> Stated exercise
Return the listing below exactly, with the pictures dropped.

> Dataset records
#####

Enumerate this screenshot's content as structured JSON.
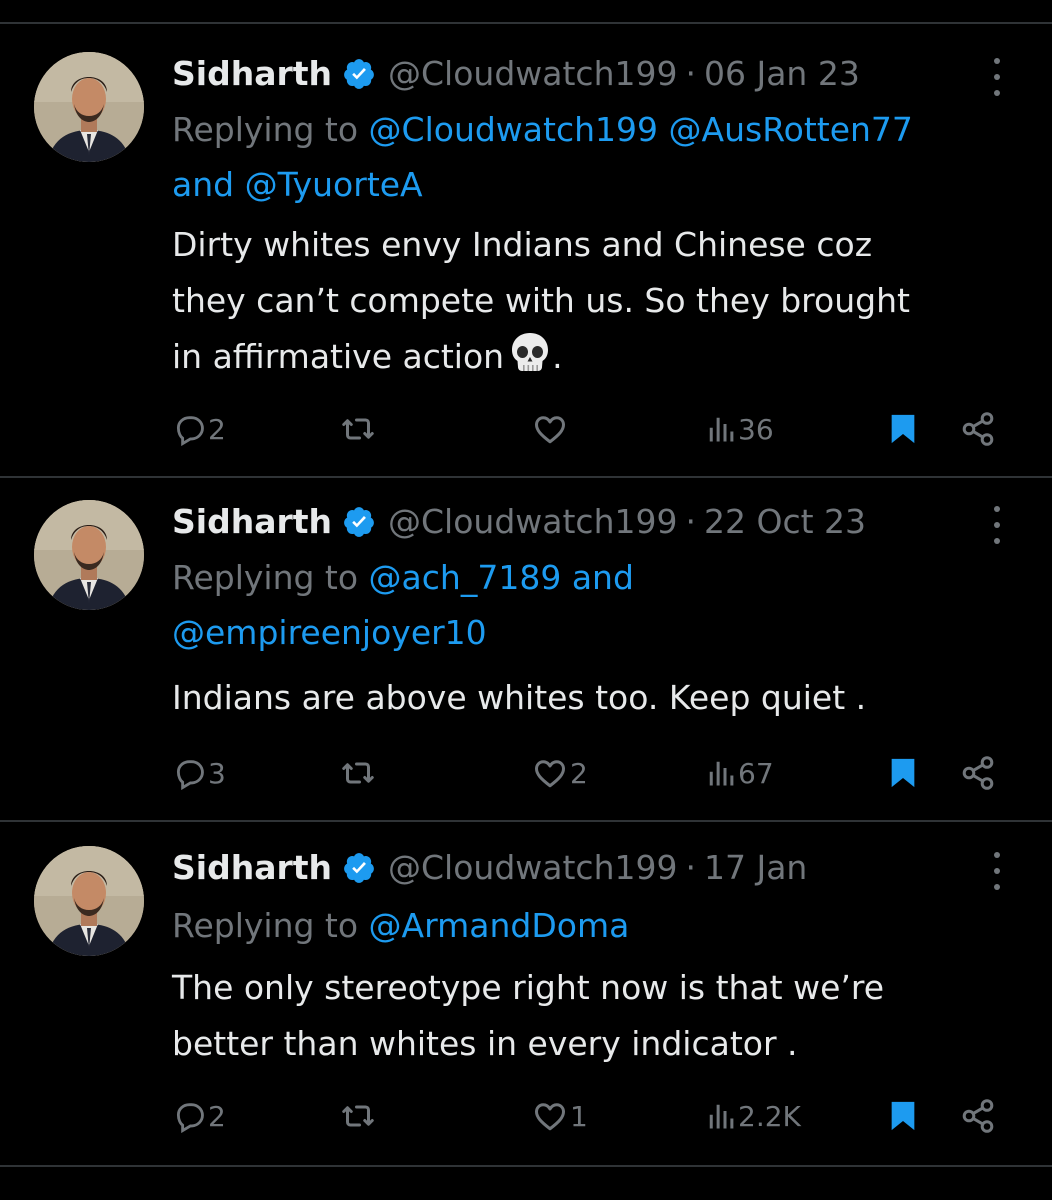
{
  "colors": {
    "background": "#000000",
    "text_primary": "#e7e9ea",
    "text_secondary": "#71767b",
    "accent": "#1d9bf0",
    "divider": "#2f3336"
  },
  "tweets": [
    {
      "author": "Sidharth",
      "handle": "@Cloudwatch199",
      "separator": "·",
      "date": "06 Jan 23",
      "replying_prefix": "Replying to",
      "mentions": [
        "@Cloudwatch199",
        "@AusRotten77",
        "@TyuorteA"
      ],
      "conjunction": "and",
      "text_lines": [
        "Dirty whites envy Indians and Chinese coz",
        "they can’t compete with us. So they brought",
        "in affirmative action"
      ],
      "text_trailing": ".",
      "emoji_icon": "skull-icon",
      "replies": "2",
      "reposts": "",
      "likes": "",
      "views": "36",
      "bookmarked": true
    },
    {
      "author": "Sidharth",
      "handle": "@Cloudwatch199",
      "separator": "·",
      "date": "22 Oct 23",
      "replying_prefix": "Replying to",
      "mentions": [
        "@ach_7189",
        "@empireenjoyer10"
      ],
      "conjunction": "and",
      "text_lines": [
        "Indians are above whites too. Keep quiet ."
      ],
      "replies": "3",
      "reposts": "",
      "likes": "2",
      "views": "67",
      "bookmarked": true
    },
    {
      "author": "Sidharth",
      "handle": "@Cloudwatch199",
      "separator": "·",
      "date": "17 Jan",
      "replying_prefix": "Replying to",
      "mentions": [
        "@ArmandDoma"
      ],
      "text_lines": [
        "The only stereotype right now is that we’re",
        "better than whites in every indicator ."
      ],
      "replies": "2",
      "reposts": "",
      "likes": "1",
      "views": "2.2K",
      "bookmarked": true
    }
  ],
  "icons": {
    "reply": "reply-icon",
    "repost": "repost-icon",
    "like": "heart-icon",
    "views": "views-chart-icon",
    "bookmark": "bookmark-icon",
    "share": "share-icon",
    "more": "more-options-icon",
    "verified": "verified-badge-icon"
  }
}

#####

> Full response
Enumerate this screenshot's content as structured JSON.
{
  "colors": {
    "background": "#000000",
    "text_primary": "#e7e9ea",
    "text_secondary": "#71767b",
    "accent": "#1d9bf0",
    "divider": "#2f3336"
  },
  "tweets": [
    {
      "author": "Sidharth",
      "handle": "@Cloudwatch199",
      "separator": "·",
      "date": "06 Jan 23",
      "replying_prefix": "Replying to",
      "mentions": [
        "@Cloudwatch199",
        "@AusRotten77",
        "@TyuorteA"
      ],
      "conjunction": "and",
      "text_lines": [
        "Dirty whites envy Indians and Chinese coz",
        "they can’t compete with us. So they brought",
        "in affirmative action"
      ],
      "text_trailing": ".",
      "emoji_icon": "skull-icon",
      "replies": "2",
      "reposts": "",
      "likes": "",
      "views": "36",
      "bookmarked": true
    },
    {
      "author": "Sidharth",
      "handle": "@Cloudwatch199",
      "separator": "·",
      "date": "22 Oct 23",
      "replying_prefix": "Replying to",
      "mentions": [
        "@ach_7189",
        "@empireenjoyer10"
      ],
      "conjunction": "and",
      "text_lines": [
        "Indians are above whites too. Keep quiet ."
      ],
      "replies": "3",
      "reposts": "",
      "likes": "2",
      "views": "67",
      "bookmarked": true
    },
    {
      "author": "Sidharth",
      "handle": "@Cloudwatch199",
      "separator": "·",
      "date": "17 Jan",
      "replying_prefix": "Replying to",
      "mentions": [
        "@ArmandDoma"
      ],
      "text_lines": [
        "The only stereotype right now is that we’re",
        "better than whites in every indicator ."
      ],
      "replies": "2",
      "reposts": "",
      "likes": "1",
      "views": "2.2K",
      "bookmarked": true
    }
  ],
  "icons": {
    "reply": "reply-icon",
    "repost": "repost-icon",
    "like": "heart-icon",
    "views": "views-chart-icon",
    "bookmark": "bookmark-icon",
    "share": "share-icon",
    "more": "more-options-icon",
    "verified": "verified-badge-icon"
  }
}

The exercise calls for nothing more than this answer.